=== Instructions for the task ===
Say how many lines contain "JSON", using only the number.

=== Listed entries ===
━━━━━━━━
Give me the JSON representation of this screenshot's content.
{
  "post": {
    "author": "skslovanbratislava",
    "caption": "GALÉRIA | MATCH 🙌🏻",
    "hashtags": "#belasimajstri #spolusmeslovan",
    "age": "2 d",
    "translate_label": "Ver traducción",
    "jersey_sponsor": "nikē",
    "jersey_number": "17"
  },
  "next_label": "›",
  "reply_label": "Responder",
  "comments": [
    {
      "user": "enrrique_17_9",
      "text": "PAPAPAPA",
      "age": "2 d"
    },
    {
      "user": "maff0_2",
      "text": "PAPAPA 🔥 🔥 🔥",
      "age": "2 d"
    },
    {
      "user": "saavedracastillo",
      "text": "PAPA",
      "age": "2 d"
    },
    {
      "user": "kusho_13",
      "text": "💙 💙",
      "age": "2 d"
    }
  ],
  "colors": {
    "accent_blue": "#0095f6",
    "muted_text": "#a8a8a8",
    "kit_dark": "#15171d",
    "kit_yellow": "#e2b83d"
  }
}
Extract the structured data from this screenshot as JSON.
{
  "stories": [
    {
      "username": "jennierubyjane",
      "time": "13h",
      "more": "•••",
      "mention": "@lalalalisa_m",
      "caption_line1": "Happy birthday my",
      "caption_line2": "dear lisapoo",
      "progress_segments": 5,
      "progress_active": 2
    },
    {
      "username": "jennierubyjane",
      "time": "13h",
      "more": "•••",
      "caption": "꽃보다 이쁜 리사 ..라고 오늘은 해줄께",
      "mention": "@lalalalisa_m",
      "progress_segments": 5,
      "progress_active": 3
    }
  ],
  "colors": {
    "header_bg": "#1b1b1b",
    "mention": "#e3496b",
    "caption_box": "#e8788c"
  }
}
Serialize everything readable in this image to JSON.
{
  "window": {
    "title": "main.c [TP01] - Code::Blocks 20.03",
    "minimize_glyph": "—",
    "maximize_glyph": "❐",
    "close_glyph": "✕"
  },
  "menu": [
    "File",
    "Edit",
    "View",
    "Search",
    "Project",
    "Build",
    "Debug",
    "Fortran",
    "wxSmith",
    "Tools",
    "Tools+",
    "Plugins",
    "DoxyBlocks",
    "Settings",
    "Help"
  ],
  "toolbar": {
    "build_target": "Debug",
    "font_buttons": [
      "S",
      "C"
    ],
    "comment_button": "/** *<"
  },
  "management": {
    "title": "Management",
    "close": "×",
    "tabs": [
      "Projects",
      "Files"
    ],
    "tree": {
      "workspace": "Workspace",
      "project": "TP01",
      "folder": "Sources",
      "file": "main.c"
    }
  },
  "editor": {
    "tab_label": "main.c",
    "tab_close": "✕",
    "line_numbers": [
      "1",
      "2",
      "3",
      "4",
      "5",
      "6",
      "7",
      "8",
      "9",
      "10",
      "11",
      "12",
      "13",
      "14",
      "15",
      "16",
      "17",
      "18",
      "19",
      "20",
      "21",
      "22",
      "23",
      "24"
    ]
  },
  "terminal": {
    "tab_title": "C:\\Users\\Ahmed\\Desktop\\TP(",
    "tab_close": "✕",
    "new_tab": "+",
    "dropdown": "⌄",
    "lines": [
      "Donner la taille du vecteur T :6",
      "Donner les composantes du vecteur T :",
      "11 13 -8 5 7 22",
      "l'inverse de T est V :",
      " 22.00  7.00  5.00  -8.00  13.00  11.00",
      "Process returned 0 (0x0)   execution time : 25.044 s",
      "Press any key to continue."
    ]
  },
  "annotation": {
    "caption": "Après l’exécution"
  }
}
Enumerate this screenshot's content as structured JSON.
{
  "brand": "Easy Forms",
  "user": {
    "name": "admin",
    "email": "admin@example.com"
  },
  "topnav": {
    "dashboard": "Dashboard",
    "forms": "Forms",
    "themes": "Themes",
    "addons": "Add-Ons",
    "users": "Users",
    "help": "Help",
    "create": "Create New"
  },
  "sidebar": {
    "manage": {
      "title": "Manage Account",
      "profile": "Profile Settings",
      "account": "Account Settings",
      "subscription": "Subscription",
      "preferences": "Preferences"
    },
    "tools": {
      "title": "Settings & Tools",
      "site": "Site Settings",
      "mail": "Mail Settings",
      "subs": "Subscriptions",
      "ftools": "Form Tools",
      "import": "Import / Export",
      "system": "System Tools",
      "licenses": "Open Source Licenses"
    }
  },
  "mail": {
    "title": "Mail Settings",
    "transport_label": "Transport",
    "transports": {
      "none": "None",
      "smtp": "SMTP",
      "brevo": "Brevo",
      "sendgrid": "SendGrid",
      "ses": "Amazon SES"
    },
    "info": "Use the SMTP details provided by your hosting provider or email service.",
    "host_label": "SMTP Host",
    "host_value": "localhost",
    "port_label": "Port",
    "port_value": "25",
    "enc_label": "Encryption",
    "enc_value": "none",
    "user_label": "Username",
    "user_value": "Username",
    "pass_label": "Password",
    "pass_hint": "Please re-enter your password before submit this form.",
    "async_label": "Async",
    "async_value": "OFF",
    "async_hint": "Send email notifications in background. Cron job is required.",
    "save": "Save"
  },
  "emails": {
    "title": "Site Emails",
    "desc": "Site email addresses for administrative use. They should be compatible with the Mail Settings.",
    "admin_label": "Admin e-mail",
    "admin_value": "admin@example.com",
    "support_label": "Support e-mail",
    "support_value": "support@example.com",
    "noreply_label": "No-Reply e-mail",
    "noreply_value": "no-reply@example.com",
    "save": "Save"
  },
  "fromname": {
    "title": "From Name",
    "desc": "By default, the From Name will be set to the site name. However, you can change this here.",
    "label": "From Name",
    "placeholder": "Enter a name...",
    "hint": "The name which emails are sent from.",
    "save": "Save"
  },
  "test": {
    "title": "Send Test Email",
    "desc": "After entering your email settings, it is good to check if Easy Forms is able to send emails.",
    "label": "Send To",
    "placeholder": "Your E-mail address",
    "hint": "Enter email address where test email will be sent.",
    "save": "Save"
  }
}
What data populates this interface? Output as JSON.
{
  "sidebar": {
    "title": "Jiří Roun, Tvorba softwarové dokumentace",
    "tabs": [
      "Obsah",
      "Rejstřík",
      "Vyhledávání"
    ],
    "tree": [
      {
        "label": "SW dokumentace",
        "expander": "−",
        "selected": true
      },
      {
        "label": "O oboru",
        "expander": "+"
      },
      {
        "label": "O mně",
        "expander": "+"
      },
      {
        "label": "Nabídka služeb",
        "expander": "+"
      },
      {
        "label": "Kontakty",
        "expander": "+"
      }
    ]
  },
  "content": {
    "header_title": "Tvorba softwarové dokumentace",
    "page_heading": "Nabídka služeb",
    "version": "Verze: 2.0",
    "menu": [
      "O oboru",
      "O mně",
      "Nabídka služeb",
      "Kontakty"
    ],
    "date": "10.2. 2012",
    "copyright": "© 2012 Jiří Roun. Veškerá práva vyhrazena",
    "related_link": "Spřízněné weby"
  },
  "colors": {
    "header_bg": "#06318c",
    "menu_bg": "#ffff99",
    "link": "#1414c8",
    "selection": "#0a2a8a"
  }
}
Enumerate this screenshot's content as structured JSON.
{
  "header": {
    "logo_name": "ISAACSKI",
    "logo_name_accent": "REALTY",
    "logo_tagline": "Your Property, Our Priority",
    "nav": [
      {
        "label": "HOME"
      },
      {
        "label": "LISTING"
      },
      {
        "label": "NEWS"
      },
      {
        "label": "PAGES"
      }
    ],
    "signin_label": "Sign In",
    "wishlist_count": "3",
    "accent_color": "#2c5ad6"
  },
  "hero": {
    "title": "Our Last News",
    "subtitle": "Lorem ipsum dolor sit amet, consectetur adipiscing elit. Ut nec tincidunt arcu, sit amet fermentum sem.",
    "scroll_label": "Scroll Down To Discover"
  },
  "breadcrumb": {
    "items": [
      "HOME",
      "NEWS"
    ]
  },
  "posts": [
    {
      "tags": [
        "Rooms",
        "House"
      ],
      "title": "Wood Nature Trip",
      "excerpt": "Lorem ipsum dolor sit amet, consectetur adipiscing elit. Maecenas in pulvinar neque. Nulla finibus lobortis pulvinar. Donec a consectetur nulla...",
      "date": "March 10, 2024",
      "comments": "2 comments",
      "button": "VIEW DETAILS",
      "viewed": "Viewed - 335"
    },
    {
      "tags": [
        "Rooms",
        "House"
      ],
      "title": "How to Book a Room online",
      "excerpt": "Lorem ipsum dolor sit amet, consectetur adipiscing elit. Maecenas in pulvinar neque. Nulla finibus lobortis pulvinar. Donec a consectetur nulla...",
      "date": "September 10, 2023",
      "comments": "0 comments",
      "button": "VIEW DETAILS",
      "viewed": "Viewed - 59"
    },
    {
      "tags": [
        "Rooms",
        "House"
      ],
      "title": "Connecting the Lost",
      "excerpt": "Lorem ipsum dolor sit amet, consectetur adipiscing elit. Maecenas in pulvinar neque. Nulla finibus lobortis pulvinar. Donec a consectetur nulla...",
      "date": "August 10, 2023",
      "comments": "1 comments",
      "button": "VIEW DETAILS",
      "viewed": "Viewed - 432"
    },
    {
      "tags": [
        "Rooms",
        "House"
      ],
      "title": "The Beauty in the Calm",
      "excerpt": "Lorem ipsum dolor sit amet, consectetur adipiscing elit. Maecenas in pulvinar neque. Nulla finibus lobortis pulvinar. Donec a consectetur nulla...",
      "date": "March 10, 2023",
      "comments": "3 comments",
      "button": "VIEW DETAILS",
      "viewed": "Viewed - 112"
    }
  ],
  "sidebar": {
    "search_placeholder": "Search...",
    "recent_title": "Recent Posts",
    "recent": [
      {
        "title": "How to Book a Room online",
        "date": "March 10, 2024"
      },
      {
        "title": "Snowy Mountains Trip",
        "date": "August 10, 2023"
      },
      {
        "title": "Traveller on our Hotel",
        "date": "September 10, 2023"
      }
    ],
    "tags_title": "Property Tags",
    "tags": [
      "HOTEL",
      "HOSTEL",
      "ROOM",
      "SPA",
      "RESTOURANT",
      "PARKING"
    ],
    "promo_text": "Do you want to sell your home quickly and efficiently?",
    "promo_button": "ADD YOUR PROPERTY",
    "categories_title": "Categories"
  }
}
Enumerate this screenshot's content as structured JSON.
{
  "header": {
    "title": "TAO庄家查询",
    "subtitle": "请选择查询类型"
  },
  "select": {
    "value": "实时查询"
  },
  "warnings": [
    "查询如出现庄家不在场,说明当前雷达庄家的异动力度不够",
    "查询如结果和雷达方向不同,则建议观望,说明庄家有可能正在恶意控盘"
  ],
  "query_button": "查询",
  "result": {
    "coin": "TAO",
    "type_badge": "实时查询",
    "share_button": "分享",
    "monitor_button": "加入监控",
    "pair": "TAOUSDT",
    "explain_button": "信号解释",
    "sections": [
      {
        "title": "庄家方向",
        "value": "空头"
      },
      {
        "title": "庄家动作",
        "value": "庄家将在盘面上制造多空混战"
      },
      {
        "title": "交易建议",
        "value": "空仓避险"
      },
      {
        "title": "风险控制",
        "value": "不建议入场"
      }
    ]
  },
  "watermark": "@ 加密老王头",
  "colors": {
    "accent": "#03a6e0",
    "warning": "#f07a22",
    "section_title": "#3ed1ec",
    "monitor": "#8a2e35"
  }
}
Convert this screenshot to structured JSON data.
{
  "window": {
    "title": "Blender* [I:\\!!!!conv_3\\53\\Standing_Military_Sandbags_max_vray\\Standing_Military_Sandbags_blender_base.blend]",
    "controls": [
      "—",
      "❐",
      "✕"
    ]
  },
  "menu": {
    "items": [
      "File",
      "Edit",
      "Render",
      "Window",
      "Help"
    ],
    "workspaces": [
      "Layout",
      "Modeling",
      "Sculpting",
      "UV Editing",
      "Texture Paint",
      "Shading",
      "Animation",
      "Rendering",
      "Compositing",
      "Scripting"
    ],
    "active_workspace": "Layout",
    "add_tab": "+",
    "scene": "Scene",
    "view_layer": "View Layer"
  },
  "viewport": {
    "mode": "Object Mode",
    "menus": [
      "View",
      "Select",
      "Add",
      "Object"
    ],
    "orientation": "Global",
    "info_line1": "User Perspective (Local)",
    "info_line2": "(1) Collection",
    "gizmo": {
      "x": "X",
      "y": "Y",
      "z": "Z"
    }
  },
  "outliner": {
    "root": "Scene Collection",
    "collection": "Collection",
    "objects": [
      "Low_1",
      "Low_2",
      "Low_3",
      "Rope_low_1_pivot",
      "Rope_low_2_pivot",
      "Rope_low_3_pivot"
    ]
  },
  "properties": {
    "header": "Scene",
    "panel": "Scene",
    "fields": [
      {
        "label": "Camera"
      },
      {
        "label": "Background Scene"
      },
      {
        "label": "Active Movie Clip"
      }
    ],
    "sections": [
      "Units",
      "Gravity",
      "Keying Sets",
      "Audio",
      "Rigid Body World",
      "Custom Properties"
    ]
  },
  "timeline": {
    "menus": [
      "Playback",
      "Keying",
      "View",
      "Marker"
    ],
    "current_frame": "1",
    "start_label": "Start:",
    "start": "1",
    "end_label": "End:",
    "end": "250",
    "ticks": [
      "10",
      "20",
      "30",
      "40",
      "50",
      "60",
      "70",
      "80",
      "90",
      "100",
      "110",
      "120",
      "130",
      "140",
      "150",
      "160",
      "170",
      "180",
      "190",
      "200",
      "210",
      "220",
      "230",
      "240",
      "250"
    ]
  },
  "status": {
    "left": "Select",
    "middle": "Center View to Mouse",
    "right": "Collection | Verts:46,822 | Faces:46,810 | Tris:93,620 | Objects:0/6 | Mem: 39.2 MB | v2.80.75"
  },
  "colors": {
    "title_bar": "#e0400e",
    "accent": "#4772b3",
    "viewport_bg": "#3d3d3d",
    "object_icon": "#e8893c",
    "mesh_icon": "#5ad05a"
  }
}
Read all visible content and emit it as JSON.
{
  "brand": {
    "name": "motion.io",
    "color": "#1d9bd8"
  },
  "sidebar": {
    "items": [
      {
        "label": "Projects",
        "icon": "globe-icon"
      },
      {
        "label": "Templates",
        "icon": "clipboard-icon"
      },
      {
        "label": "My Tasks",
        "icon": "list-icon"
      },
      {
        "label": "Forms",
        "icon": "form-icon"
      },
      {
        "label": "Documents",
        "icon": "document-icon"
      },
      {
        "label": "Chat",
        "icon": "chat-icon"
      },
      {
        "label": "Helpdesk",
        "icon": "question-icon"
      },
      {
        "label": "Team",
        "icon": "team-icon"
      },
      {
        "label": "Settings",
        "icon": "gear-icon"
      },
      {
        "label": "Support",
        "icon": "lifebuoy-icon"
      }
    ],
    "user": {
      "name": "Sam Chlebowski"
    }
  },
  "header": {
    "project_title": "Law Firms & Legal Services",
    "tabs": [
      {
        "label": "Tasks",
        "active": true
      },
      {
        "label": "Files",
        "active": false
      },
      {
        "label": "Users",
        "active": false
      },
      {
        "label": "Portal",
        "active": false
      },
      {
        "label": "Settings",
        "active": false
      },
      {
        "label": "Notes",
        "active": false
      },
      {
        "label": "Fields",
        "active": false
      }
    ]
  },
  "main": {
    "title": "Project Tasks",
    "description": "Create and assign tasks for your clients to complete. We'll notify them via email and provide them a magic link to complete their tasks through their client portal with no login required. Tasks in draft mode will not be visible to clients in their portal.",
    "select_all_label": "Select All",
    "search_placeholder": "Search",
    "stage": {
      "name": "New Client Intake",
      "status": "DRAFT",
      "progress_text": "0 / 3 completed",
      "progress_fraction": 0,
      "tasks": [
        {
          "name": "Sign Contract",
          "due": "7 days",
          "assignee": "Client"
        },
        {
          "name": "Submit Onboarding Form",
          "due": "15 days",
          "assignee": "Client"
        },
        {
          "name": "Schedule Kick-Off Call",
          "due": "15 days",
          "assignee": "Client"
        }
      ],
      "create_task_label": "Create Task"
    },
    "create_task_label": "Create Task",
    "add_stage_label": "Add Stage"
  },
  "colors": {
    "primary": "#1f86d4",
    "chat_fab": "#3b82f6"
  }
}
━━━━━━━━
=== Problem solution ===
9